WHAT IS EXPECTED.
Restate the listing below word for word, omitting any images.
--- Start of SUPPLIED ENTRIES ---
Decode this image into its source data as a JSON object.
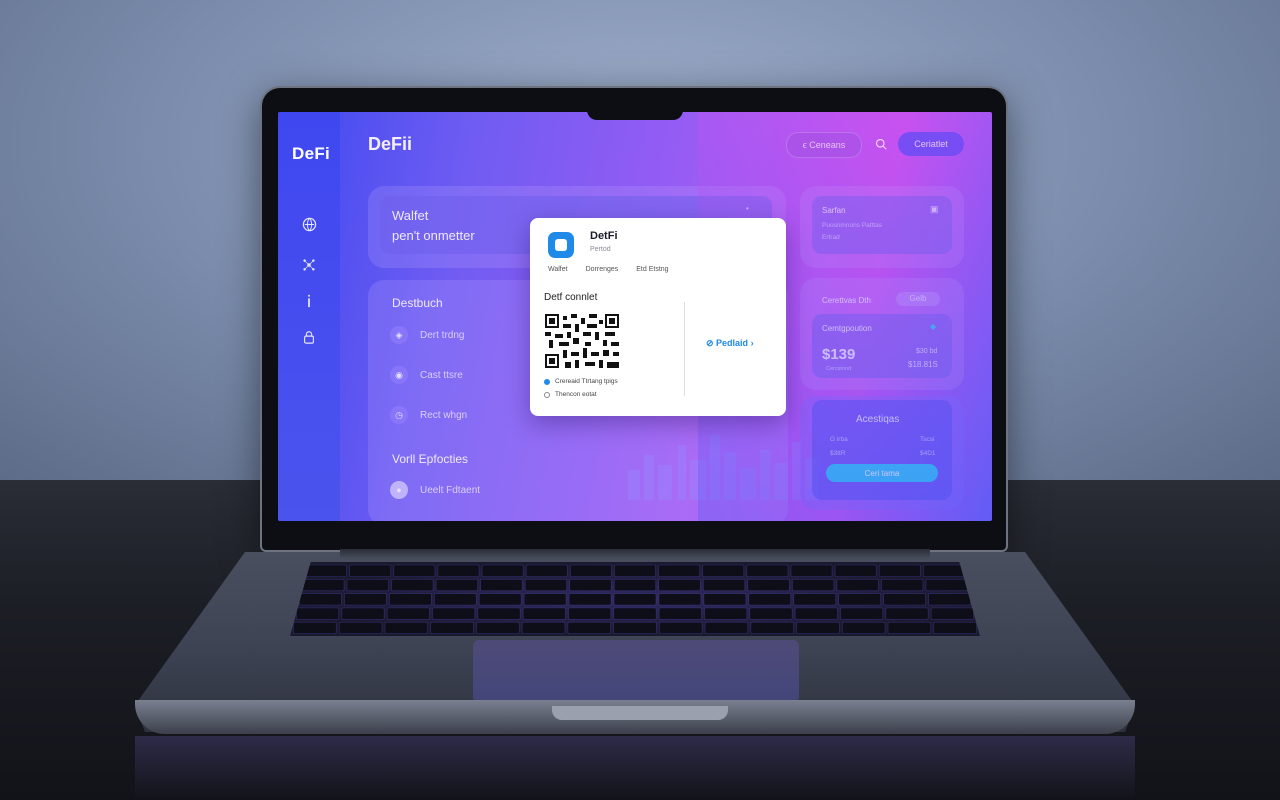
{
  "app": {
    "sidebar_logo": "DeFi",
    "brand": "DeFii",
    "header": {
      "status_pill": "ϵ Ceneans",
      "search_icon": "search-icon",
      "connect_label": "Ceriatlet"
    }
  },
  "sidebar": {
    "icons": [
      "globe-icon",
      "network-icon",
      "info-icon",
      "lock-icon"
    ]
  },
  "wallet_card": {
    "title": "Walfet",
    "subtitle": "pen't onmetter"
  },
  "dashboard": {
    "title": "Destbuch",
    "items": [
      {
        "icon": "shield-icon",
        "label": "Dert trdng"
      },
      {
        "icon": "user-icon",
        "label": "Cast ttsre"
      },
      {
        "icon": "clock-icon",
        "label": "Rect whgn"
      }
    ],
    "section2_title": "Vorll Epfocties",
    "section2_items": [
      {
        "icon": "pin-icon",
        "label": "Ueelt Fdtaent"
      }
    ]
  },
  "modal": {
    "title": "DetFi",
    "subtitle": "Pertod",
    "tabs": [
      "Walfet",
      "Dorrenges",
      "Etd Etstng"
    ],
    "heading": "Detf connlet",
    "cta": "Pedlaid",
    "options": [
      {
        "label": "Crereaid Ttrtang tpigs",
        "selected": true
      },
      {
        "label": "Thencon eotat",
        "selected": false
      }
    ]
  },
  "right_panel": {
    "top": {
      "title": "Sarfan",
      "line1": "Puosnmnons Patttas",
      "line2": "Ertrad"
    },
    "middle": {
      "title": "Cerettvas Dth",
      "chip": "Gelb",
      "subtitle": "Cemtgpoution",
      "amount": "$139",
      "amount_sub": "Cercstond",
      "right_top": "$30 bd",
      "right_bottom": "$18.81S"
    },
    "bottom": {
      "title": "Acestiqas",
      "row1_left": "G irba",
      "row1_right": "Tscsi",
      "row2_left": "$3ttR",
      "row2_right": "$4D1",
      "button": "Ceri tama"
    }
  },
  "colors": {
    "accent": "#5a4cf5",
    "cyan": "#2dc8f4",
    "modal_blue": "#1f8ae8"
  }
}
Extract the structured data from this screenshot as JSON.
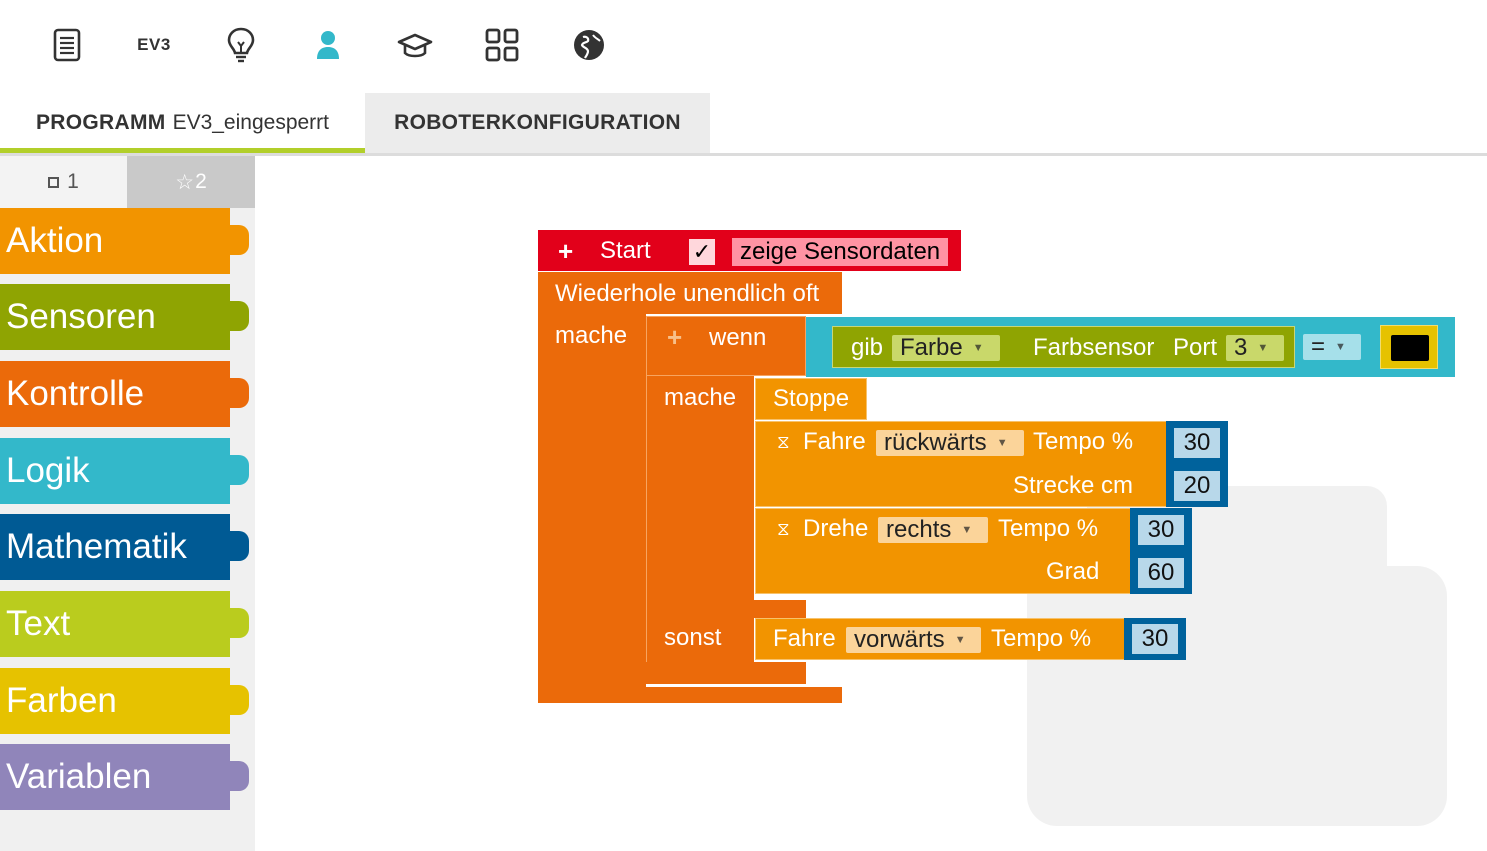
{
  "topbar": {
    "icons": [
      "program-icon",
      "ev3-icon",
      "lightbulb-icon",
      "user-icon",
      "graduation-cap-icon",
      "gallery-icon",
      "globe-icon"
    ],
    "ev3_label": "EV3"
  },
  "tabs": {
    "program_prefix": "PROGRAMM",
    "program_name": "EV3_eingesperrt",
    "robot": "ROBOTERKONFIGURATION"
  },
  "toolbox": {
    "level1": "1",
    "level2": "2",
    "categories": [
      {
        "label": "Aktion",
        "color": "#f29400"
      },
      {
        "label": "Sensoren",
        "color": "#8fa402"
      },
      {
        "label": "Kontrolle",
        "color": "#eb6a0a"
      },
      {
        "label": "Logik",
        "color": "#33b8ca"
      },
      {
        "label": "Mathematik",
        "color": "#005a94"
      },
      {
        "label": "Text",
        "color": "#bacc1e"
      },
      {
        "label": "Farben",
        "color": "#e6c200"
      },
      {
        "label": "Variablen",
        "color": "#9085ba"
      }
    ]
  },
  "program": {
    "start": {
      "label": "Start",
      "checkbox": "✓",
      "sensor_label": "zeige Sensordaten"
    },
    "loop": {
      "label": "Wiederhole unendlich oft",
      "do": "mache"
    },
    "if": {
      "label": "wenn",
      "do": "mache",
      "else": "sonst"
    },
    "condition": {
      "get": "gib",
      "get_value": "Farbe",
      "sensor": "Farbsensor",
      "port_label": "Port",
      "port_value": "3",
      "operator": "="
    },
    "stop": "Stoppe",
    "drive1": {
      "label": "Fahre",
      "direction": "rückwärts",
      "speed_label": "Tempo %",
      "speed": "30",
      "dist_label": "Strecke cm",
      "dist": "20"
    },
    "turn": {
      "label": "Drehe",
      "direction": "rechts",
      "speed_label": "Tempo %",
      "speed": "30",
      "deg_label": "Grad",
      "deg": "60"
    },
    "drive2": {
      "label": "Fahre",
      "direction": "vorwärts",
      "speed_label": "Tempo %",
      "speed": "30"
    }
  },
  "colors": {
    "start": "#e2001a",
    "control": "#eb6a0a",
    "action": "#f29400",
    "logic": "#33b8ca",
    "sensor": "#8fa402",
    "math": "#005a94",
    "color_black": "#000000",
    "tab_accent": "#b2cf2a"
  }
}
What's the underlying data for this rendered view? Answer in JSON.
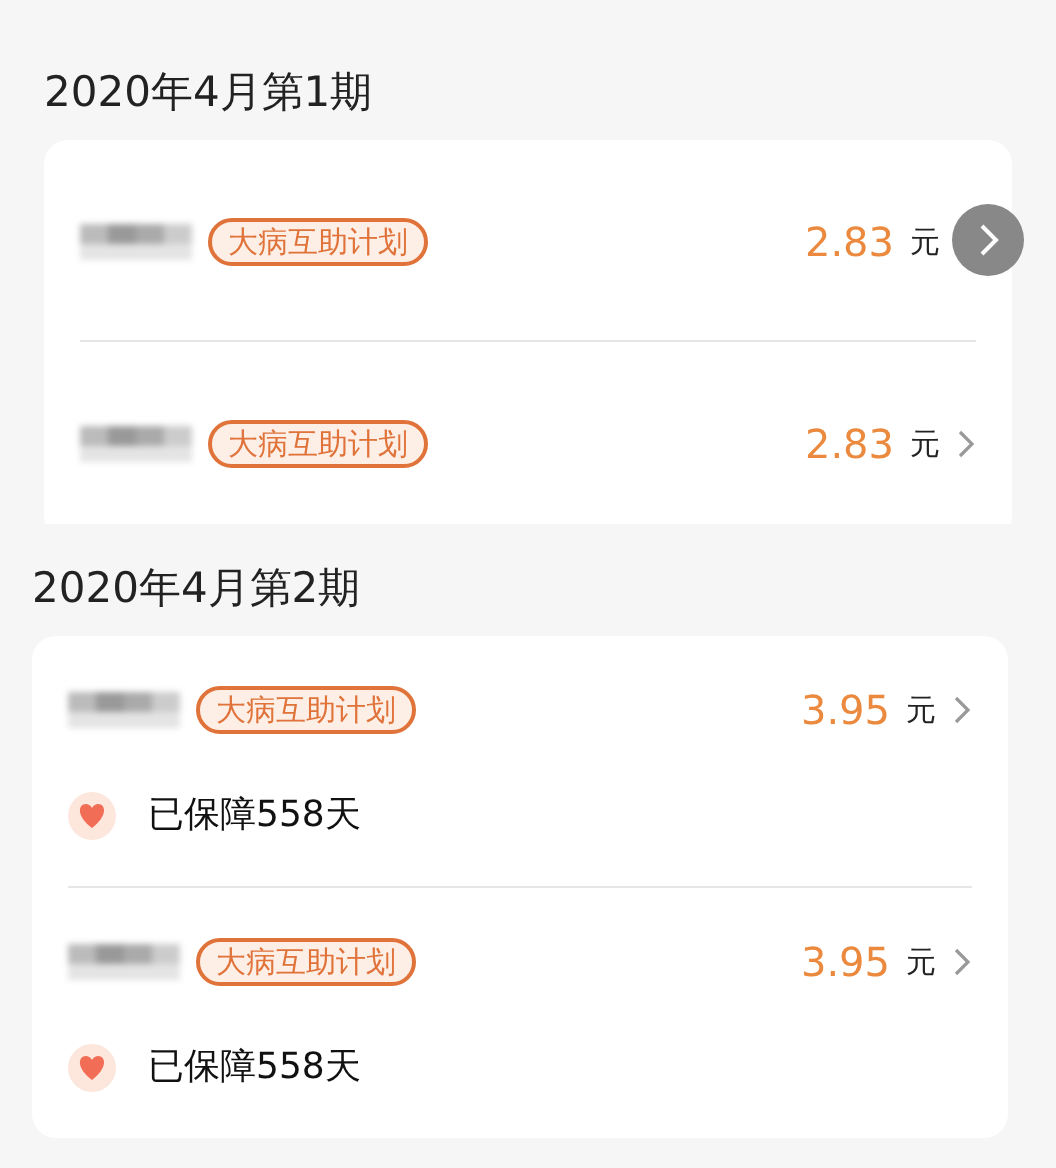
{
  "periods": [
    {
      "title": "2020年4月第1期",
      "items": [
        {
          "tag": "大病互助计划",
          "amount": "2.83",
          "unit": "元",
          "overlay_button": true
        },
        {
          "tag": "大病互助计划",
          "amount": "2.83",
          "unit": "元",
          "overlay_button": false
        }
      ]
    },
    {
      "title": "2020年4月第2期",
      "items": [
        {
          "tag": "大病互助计划",
          "amount": "3.95",
          "unit": "元",
          "overlay_button": false,
          "coverage": "已保障558天"
        },
        {
          "tag": "大病互助计划",
          "amount": "3.95",
          "unit": "元",
          "overlay_button": false,
          "coverage": "已保障558天"
        }
      ]
    }
  ]
}
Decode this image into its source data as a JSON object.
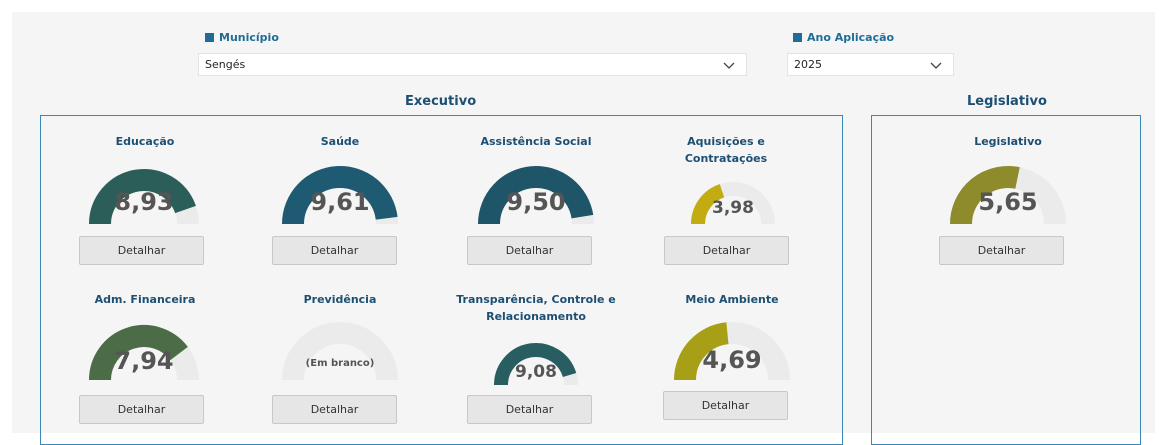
--- End of SUPPLIED ENTRIES ---
FULL RESPONSE.
Decode this image into its source data as a JSON object.
{
  "app": {
    "sidebar_logo": "DeFi",
    "brand": "DeFii",
    "header": {
      "status_pill": "ϵ Ceneans",
      "search_icon": "search-icon",
      "connect_label": "Ceriatlet"
    }
  },
  "sidebar": {
    "icons": [
      "globe-icon",
      "network-icon",
      "info-icon",
      "lock-icon"
    ]
  },
  "wallet_card": {
    "title": "Walfet",
    "subtitle": "pen't onmetter"
  },
  "dashboard": {
    "title": "Destbuch",
    "items": [
      {
        "icon": "shield-icon",
        "label": "Dert trdng"
      },
      {
        "icon": "user-icon",
        "label": "Cast ttsre"
      },
      {
        "icon": "clock-icon",
        "label": "Rect whgn"
      }
    ],
    "section2_title": "Vorll Epfocties",
    "section2_items": [
      {
        "icon": "pin-icon",
        "label": "Ueelt Fdtaent"
      }
    ]
  },
  "modal": {
    "title": "DetFi",
    "subtitle": "Pertod",
    "tabs": [
      "Walfet",
      "Dorrenges",
      "Etd Etstng"
    ],
    "heading": "Detf connlet",
    "cta": "Pedlaid",
    "options": [
      {
        "label": "Crereaid Ttrtang tpigs",
        "selected": true
      },
      {
        "label": "Thencon eotat",
        "selected": false
      }
    ]
  },
  "right_panel": {
    "top": {
      "title": "Sarfan",
      "line1": "Puosnmnons Patttas",
      "line2": "Ertrad"
    },
    "middle": {
      "title": "Cerettvas Dth",
      "chip": "Gelb",
      "subtitle": "Cemtgpoution",
      "amount": "$139",
      "amount_sub": "Cercstond",
      "right_top": "$30 bd",
      "right_bottom": "$18.81S"
    },
    "bottom": {
      "title": "Acestiqas",
      "row1_left": "G irba",
      "row1_right": "Tscsi",
      "row2_left": "$3ttR",
      "row2_right": "$4D1",
      "button": "Ceri tama"
    }
  },
  "colors": {
    "accent": "#5a4cf5",
    "cyan": "#2dc8f4",
    "modal_blue": "#1f8ae8"
  }
}
Extract the structured data from this screenshot as JSON.
{
  "topbar": {
    "icons": [
      "program-icon",
      "ev3-icon",
      "lightbulb-icon",
      "user-icon",
      "graduation-cap-icon",
      "gallery-icon",
      "globe-icon"
    ],
    "ev3_label": "EV3"
  },
  "tabs": {
    "program_prefix": "PROGRAMM",
    "program_name": "EV3_eingesperrt",
    "robot": "ROBOTERKONFIGURATION"
  },
  "toolbox": {
    "level1": "1",
    "level2": "2",
    "categories": [
      {
        "label": "Aktion",
        "color": "#f29400"
      },
      {
        "label": "Sensoren",
        "color": "#8fa402"
      },
      {
        "label": "Kontrolle",
        "color": "#eb6a0a"
      },
      {
        "label": "Logik",
        "color": "#33b8ca"
      },
      {
        "label": "Mathematik",
        "color": "#005a94"
      },
      {
        "label": "Text",
        "color": "#bacc1e"
      },
      {
        "label": "Farben",
        "color": "#e6c200"
      },
      {
        "label": "Variablen",
        "color": "#9085ba"
      }
    ]
  },
  "program": {
    "start": {
      "label": "Start",
      "checkbox": "✓",
      "sensor_label": "zeige Sensordaten"
    },
    "loop": {
      "label": "Wiederhole unendlich oft",
      "do": "mache"
    },
    "if": {
      "label": "wenn",
      "do": "mache",
      "else": "sonst"
    },
    "condition": {
      "get": "gib",
      "get_value": "Farbe",
      "sensor": "Farbsensor",
      "port_label": "Port",
      "port_value": "3",
      "operator": "="
    },
    "stop": "Stoppe",
    "drive1": {
      "label": "Fahre",
      "direction": "rückwärts",
      "speed_label": "Tempo %",
      "speed": "30",
      "dist_label": "Strecke cm",
      "dist": "20"
    },
    "turn": {
      "label": "Drehe",
      "direction": "rechts",
      "speed_label": "Tempo %",
      "speed": "30",
      "deg_label": "Grad",
      "deg": "60"
    },
    "drive2": {
      "label": "Fahre",
      "direction": "vorwärts",
      "speed_label": "Tempo %",
      "speed": "30"
    }
  },
  "colors": {
    "start": "#e2001a",
    "control": "#eb6a0a",
    "action": "#f29400",
    "logic": "#33b8ca",
    "sensor": "#8fa402",
    "math": "#005a94",
    "color_black": "#000000",
    "tab_accent": "#b2cf2a"
  }
}
What's the underlying data for this rendered view? Answer in JSON.
{
  "periods": [
    {
      "title": "2020年4月第1期",
      "items": [
        {
          "tag": "大病互助计划",
          "amount": "2.83",
          "unit": "元",
          "overlay_button": true
        },
        {
          "tag": "大病互助计划",
          "amount": "2.83",
          "unit": "元",
          "overlay_button": false
        }
      ]
    },
    {
      "title": "2020年4月第2期",
      "items": [
        {
          "tag": "大病互助计划",
          "amount": "3.95",
          "unit": "元",
          "overlay_button": false,
          "coverage": "已保障558天"
        },
        {
          "tag": "大病互助计划",
          "amount": "3.95",
          "unit": "元",
          "overlay_button": false,
          "coverage": "已保障558天"
        }
      ]
    }
  ]
}
Decode this image into its source data as a JSON object.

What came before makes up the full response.